- [Record excerpts]
-- BEGIN --
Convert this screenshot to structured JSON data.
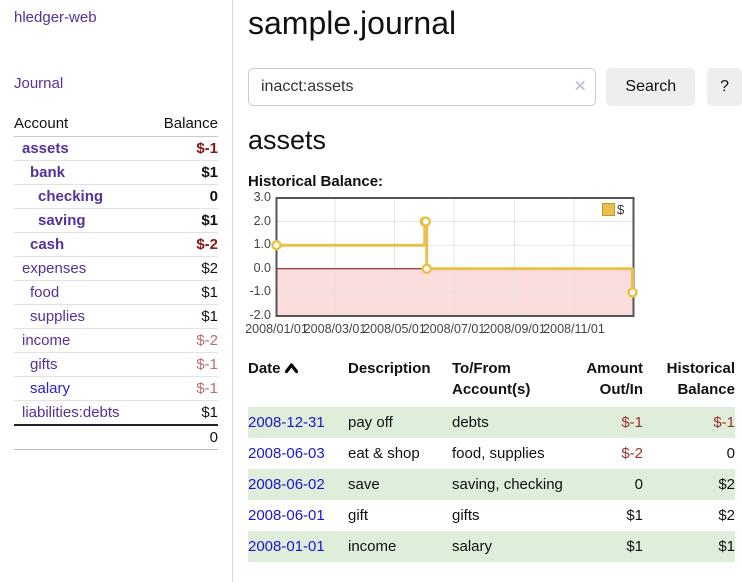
{
  "sidebar": {
    "brand": "hledger-web",
    "journal_label": "Journal",
    "accounts_table": {
      "account_header": "Account",
      "balance_header": "Balance",
      "rows": [
        {
          "name": "assets",
          "depth": 1,
          "bold": true,
          "link": "purple",
          "balance": "$-1",
          "tone": "neg-strong"
        },
        {
          "name": "bank",
          "depth": 2,
          "bold": true,
          "link": "purple",
          "balance": "$1",
          "tone": "normal"
        },
        {
          "name": "checking",
          "depth": 3,
          "bold": true,
          "link": "purple",
          "balance": "0",
          "tone": "normal"
        },
        {
          "name": "saving",
          "depth": 3,
          "bold": true,
          "link": "purple",
          "balance": "$1",
          "tone": "normal"
        },
        {
          "name": "cash",
          "depth": 2,
          "bold": true,
          "link": "purple",
          "balance": "$-2",
          "tone": "neg-strong"
        },
        {
          "name": "expenses",
          "depth": 1,
          "bold": false,
          "link": "purple",
          "balance": "$2",
          "tone": "normal"
        },
        {
          "name": "food",
          "depth": 2,
          "bold": false,
          "link": "purple",
          "balance": "$1",
          "tone": "normal"
        },
        {
          "name": "supplies",
          "depth": 2,
          "bold": false,
          "link": "purple",
          "balance": "$1",
          "tone": "normal"
        },
        {
          "name": "income",
          "depth": 1,
          "bold": false,
          "link": "purple",
          "balance": "$-2",
          "tone": "neg-soft"
        },
        {
          "name": "gifts",
          "depth": 2,
          "bold": false,
          "link": "purple",
          "balance": "$-1",
          "tone": "neg-soft"
        },
        {
          "name": "salary",
          "depth": 2,
          "bold": false,
          "link": "blue",
          "balance": "$-1",
          "tone": "neg-soft"
        },
        {
          "name": "liabilities:debts",
          "depth": 1,
          "bold": false,
          "link": "purple",
          "balance": "$1",
          "tone": "normal"
        }
      ],
      "total": "0"
    }
  },
  "header": {
    "title": "sample.journal"
  },
  "search": {
    "value": "inacct:assets",
    "placeholder": "",
    "button_label": "Search",
    "help_label": "?"
  },
  "icons": {
    "clear_search": "✕",
    "sort_date": "chevron-up",
    "legend_swatch": "gold-square"
  },
  "account_page": {
    "heading": "assets"
  },
  "chart_data": {
    "type": "line",
    "title": "Historical Balance:",
    "step": true,
    "series": [
      {
        "name": "$",
        "color": "#e9c04c",
        "points": [
          [
            "2008-01-01",
            1
          ],
          [
            "2008-06-01",
            2
          ],
          [
            "2008-06-02",
            2
          ],
          [
            "2008-06-03",
            0
          ],
          [
            "2008-12-31",
            -1
          ]
        ]
      }
    ],
    "xlim": [
      "2008-01-01",
      "2009-01-01"
    ],
    "ylim": [
      -2,
      3
    ],
    "yticks": [
      3.0,
      2.0,
      1.0,
      0.0,
      -1.0,
      -2.0
    ],
    "xticks": [
      {
        "date": "2008-01-01",
        "label": "2008/01/01"
      },
      {
        "date": "2008-03-01",
        "label": "2008/03/01"
      },
      {
        "date": "2008-05-01",
        "label": "2008/05/01"
      },
      {
        "date": "2008-07-01",
        "label": "2008/07/01"
      },
      {
        "date": "2008-09-01",
        "label": "2008/09/01"
      },
      {
        "date": "2008-11-01",
        "label": "2008/11/01"
      }
    ],
    "legend_position": "top-right",
    "grid": true,
    "grid_color": "#e3e3e3",
    "border_color": "#545454",
    "zero_line_color": "#8b0000",
    "negative_region_fill": "#fbdddd",
    "marker_fill": "#ffffff"
  },
  "register": {
    "headers": [
      "Date",
      "Description",
      "To/From Account(s)",
      "Amount Out/In",
      "Historical Balance"
    ],
    "rows": [
      {
        "date": "2008-12-31",
        "description": "pay off",
        "accounts": "debts",
        "amount": "$-1",
        "amount_negative": true,
        "balance": "$-1",
        "balance_negative": true,
        "shaded": true
      },
      {
        "date": "2008-06-03",
        "description": "eat & shop",
        "accounts": "food, supplies",
        "amount": "$-2",
        "amount_negative": true,
        "balance": "0",
        "balance_negative": false,
        "shaded": false
      },
      {
        "date": "2008-06-02",
        "description": "save",
        "accounts": "saving, checking",
        "amount": "0",
        "amount_negative": false,
        "balance": "$2",
        "balance_negative": false,
        "shaded": true
      },
      {
        "date": "2008-06-01",
        "description": "gift",
        "accounts": "gifts",
        "amount": "$1",
        "amount_negative": false,
        "balance": "$2",
        "balance_negative": false,
        "shaded": false
      },
      {
        "date": "2008-01-01",
        "description": "income",
        "accounts": "salary",
        "amount": "$1",
        "amount_negative": false,
        "balance": "$1",
        "balance_negative": false,
        "shaded": true
      }
    ]
  },
  "colors": {
    "link_purple": "#56309b",
    "link_blue": "#2b21cf",
    "negative_strong": "#8b1414",
    "negative_soft": "#b76c6c",
    "register_negative": "#9e2f2f",
    "row_stripe_green": "#dfeeda",
    "button_gray": "#eeeeee"
  }
}
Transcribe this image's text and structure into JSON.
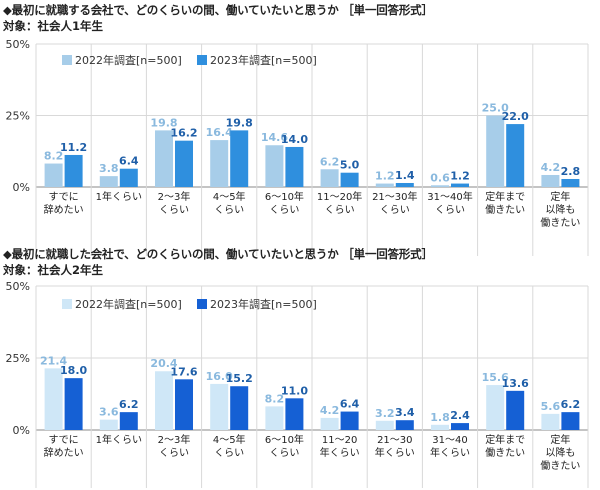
{
  "chart_data": [
    {
      "type": "bar",
      "title": "◆最初に就職する会社で、どのくらいの間、働いていたいと思うか ［単一回答形式］",
      "subtitle": "対象：社会人1年生",
      "categories": [
        "すでに\n辞めたい",
        "1年くらい",
        "2～3年\nくらい",
        "4～5年\nくらい",
        "6～10年\nくらい",
        "11～20年\nくらい",
        "21～30年\nくらい",
        "31～40年\nくらい",
        "定年まで\n働きたい",
        "定年\n以降も\n働きたい"
      ],
      "y_ticks": [
        "0%",
        "25%",
        "50%"
      ],
      "ylim": [
        0,
        50
      ],
      "legend_position": "top",
      "series": [
        {
          "name": "2022年調査[n=500]",
          "color": "#a7cde9",
          "values": [
            8.2,
            3.8,
            19.8,
            16.4,
            14.6,
            6.2,
            1.2,
            0.6,
            25.0,
            4.2
          ]
        },
        {
          "name": "2023年調査[n=500]",
          "color": "#2f8fde",
          "values": [
            11.2,
            6.4,
            16.2,
            19.8,
            14.0,
            5.0,
            1.4,
            1.2,
            22.0,
            2.8
          ]
        }
      ]
    },
    {
      "type": "bar",
      "title": "◆最初に就職した会社で、どのくらいの間、働いていたいと思うか ［単一回答形式］",
      "subtitle": "対象：社会人2年生",
      "categories": [
        "すでに\n辞めたい",
        "1年くらい",
        "2～3年\nくらい",
        "4～5年\nくらい",
        "6～10年\nくらい",
        "11～20\n年くらい",
        "21～30\n年くらい",
        "31～40\n年くらい",
        "定年まで\n働きたい",
        "定年\n以降も\n働きたい"
      ],
      "y_ticks": [
        "0%",
        "25%",
        "50%"
      ],
      "ylim": [
        0,
        50
      ],
      "legend_position": "top",
      "series": [
        {
          "name": "2022年調査[n=500]",
          "color": "#cfe7f7",
          "values": [
            21.4,
            3.6,
            20.4,
            16.0,
            8.2,
            4.2,
            3.2,
            1.8,
            15.6,
            5.6
          ]
        },
        {
          "name": "2023年調査[n=500]",
          "color": "#1560d4",
          "values": [
            18.0,
            6.2,
            17.6,
            15.2,
            11.0,
            6.4,
            3.4,
            2.4,
            13.6,
            6.2
          ]
        }
      ]
    }
  ]
}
-- END --
- [Task to carry out] Exclude all images and restate the records above word for word.

- [Response to the task]
Convert this screenshot to structured JSON data.
{
  "sidebar": {
    "brand": "hledger-web",
    "journal_label": "Journal",
    "accounts_table": {
      "account_header": "Account",
      "balance_header": "Balance",
      "rows": [
        {
          "name": "assets",
          "depth": 1,
          "bold": true,
          "link": "purple",
          "balance": "$-1",
          "tone": "neg-strong"
        },
        {
          "name": "bank",
          "depth": 2,
          "bold": true,
          "link": "purple",
          "balance": "$1",
          "tone": "normal"
        },
        {
          "name": "checking",
          "depth": 3,
          "bold": true,
          "link": "purple",
          "balance": "0",
          "tone": "normal"
        },
        {
          "name": "saving",
          "depth": 3,
          "bold": true,
          "link": "purple",
          "balance": "$1",
          "tone": "normal"
        },
        {
          "name": "cash",
          "depth": 2,
          "bold": true,
          "link": "purple",
          "balance": "$-2",
          "tone": "neg-strong"
        },
        {
          "name": "expenses",
          "depth": 1,
          "bold": false,
          "link": "purple",
          "balance": "$2",
          "tone": "normal"
        },
        {
          "name": "food",
          "depth": 2,
          "bold": false,
          "link": "purple",
          "balance": "$1",
          "tone": "normal"
        },
        {
          "name": "supplies",
          "depth": 2,
          "bold": false,
          "link": "purple",
          "balance": "$1",
          "tone": "normal"
        },
        {
          "name": "income",
          "depth": 1,
          "bold": false,
          "link": "purple",
          "balance": "$-2",
          "tone": "neg-soft"
        },
        {
          "name": "gifts",
          "depth": 2,
          "bold": false,
          "link": "purple",
          "balance": "$-1",
          "tone": "neg-soft"
        },
        {
          "name": "salary",
          "depth": 2,
          "bold": false,
          "link": "blue",
          "balance": "$-1",
          "tone": "neg-soft"
        },
        {
          "name": "liabilities:debts",
          "depth": 1,
          "bold": false,
          "link": "purple",
          "balance": "$1",
          "tone": "normal"
        }
      ],
      "total": "0"
    }
  },
  "header": {
    "title": "sample.journal"
  },
  "search": {
    "value": "inacct:assets",
    "placeholder": "",
    "button_label": "Search",
    "help_label": "?"
  },
  "icons": {
    "clear_search": "✕",
    "sort_date": "chevron-up",
    "legend_swatch": "gold-square"
  },
  "account_page": {
    "heading": "assets"
  },
  "chart_data": {
    "type": "line",
    "title": "Historical Balance:",
    "step": true,
    "series": [
      {
        "name": "$",
        "color": "#e9c04c",
        "points": [
          [
            "2008-01-01",
            1
          ],
          [
            "2008-06-01",
            2
          ],
          [
            "2008-06-02",
            2
          ],
          [
            "2008-06-03",
            0
          ],
          [
            "2008-12-31",
            -1
          ]
        ]
      }
    ],
    "xlim": [
      "2008-01-01",
      "2009-01-01"
    ],
    "ylim": [
      -2,
      3
    ],
    "yticks": [
      3.0,
      2.0,
      1.0,
      0.0,
      -1.0,
      -2.0
    ],
    "xticks": [
      {
        "date": "2008-01-01",
        "label": "2008/01/01"
      },
      {
        "date": "2008-03-01",
        "label": "2008/03/01"
      },
      {
        "date": "2008-05-01",
        "label": "2008/05/01"
      },
      {
        "date": "2008-07-01",
        "label": "2008/07/01"
      },
      {
        "date": "2008-09-01",
        "label": "2008/09/01"
      },
      {
        "date": "2008-11-01",
        "label": "2008/11/01"
      }
    ],
    "legend_position": "top-right",
    "grid": true,
    "grid_color": "#e3e3e3",
    "border_color": "#545454",
    "zero_line_color": "#8b0000",
    "negative_region_fill": "#fbdddd",
    "marker_fill": "#ffffff"
  },
  "register": {
    "headers": [
      "Date",
      "Description",
      "To/From Account(s)",
      "Amount Out/In",
      "Historical Balance"
    ],
    "rows": [
      {
        "date": "2008-12-31",
        "description": "pay off",
        "accounts": "debts",
        "amount": "$-1",
        "amount_negative": true,
        "balance": "$-1",
        "balance_negative": true,
        "shaded": true
      },
      {
        "date": "2008-06-03",
        "description": "eat & shop",
        "accounts": "food, supplies",
        "amount": "$-2",
        "amount_negative": true,
        "balance": "0",
        "balance_negative": false,
        "shaded": false
      },
      {
        "date": "2008-06-02",
        "description": "save",
        "accounts": "saving, checking",
        "amount": "0",
        "amount_negative": false,
        "balance": "$2",
        "balance_negative": false,
        "shaded": true
      },
      {
        "date": "2008-06-01",
        "description": "gift",
        "accounts": "gifts",
        "amount": "$1",
        "amount_negative": false,
        "balance": "$2",
        "balance_negative": false,
        "shaded": false
      },
      {
        "date": "2008-01-01",
        "description": "income",
        "accounts": "salary",
        "amount": "$1",
        "amount_negative": false,
        "balance": "$1",
        "balance_negative": false,
        "shaded": true
      }
    ]
  },
  "colors": {
    "link_purple": "#56309b",
    "link_blue": "#2b21cf",
    "negative_strong": "#8b1414",
    "negative_soft": "#b76c6c",
    "register_negative": "#9e2f2f",
    "row_stripe_green": "#dfeeda",
    "button_gray": "#eeeeee"
  }
}
Transcribe this image's text and structure into JSON.
{
  "chart_data": [
    {
      "type": "bar",
      "title": "◆最初に就職する会社で、どのくらいの間、働いていたいと思うか ［単一回答形式］",
      "subtitle": "対象：社会人1年生",
      "categories": [
        "すでに\n辞めたい",
        "1年くらい",
        "2～3年\nくらい",
        "4～5年\nくらい",
        "6～10年\nくらい",
        "11～20年\nくらい",
        "21～30年\nくらい",
        "31～40年\nくらい",
        "定年まで\n働きたい",
        "定年\n以降も\n働きたい"
      ],
      "y_ticks": [
        "0%",
        "25%",
        "50%"
      ],
      "ylim": [
        0,
        50
      ],
      "legend_position": "top",
      "series": [
        {
          "name": "2022年調査[n=500]",
          "color": "#a7cde9",
          "values": [
            8.2,
            3.8,
            19.8,
            16.4,
            14.6,
            6.2,
            1.2,
            0.6,
            25.0,
            4.2
          ]
        },
        {
          "name": "2023年調査[n=500]",
          "color": "#2f8fde",
          "values": [
            11.2,
            6.4,
            16.2,
            19.8,
            14.0,
            5.0,
            1.4,
            1.2,
            22.0,
            2.8
          ]
        }
      ]
    },
    {
      "type": "bar",
      "title": "◆最初に就職した会社で、どのくらいの間、働いていたいと思うか ［単一回答形式］",
      "subtitle": "対象：社会人2年生",
      "categories": [
        "すでに\n辞めたい",
        "1年くらい",
        "2～3年\nくらい",
        "4～5年\nくらい",
        "6～10年\nくらい",
        "11～20\n年くらい",
        "21～30\n年くらい",
        "31～40\n年くらい",
        "定年まで\n働きたい",
        "定年\n以降も\n働きたい"
      ],
      "y_ticks": [
        "0%",
        "25%",
        "50%"
      ],
      "ylim": [
        0,
        50
      ],
      "legend_position": "top",
      "series": [
        {
          "name": "2022年調査[n=500]",
          "color": "#cfe7f7",
          "values": [
            21.4,
            3.6,
            20.4,
            16.0,
            8.2,
            4.2,
            3.2,
            1.8,
            15.6,
            5.6
          ]
        },
        {
          "name": "2023年調査[n=500]",
          "color": "#1560d4",
          "values": [
            18.0,
            6.2,
            17.6,
            15.2,
            11.0,
            6.4,
            3.4,
            2.4,
            13.6,
            6.2
          ]
        }
      ]
    }
  ]
}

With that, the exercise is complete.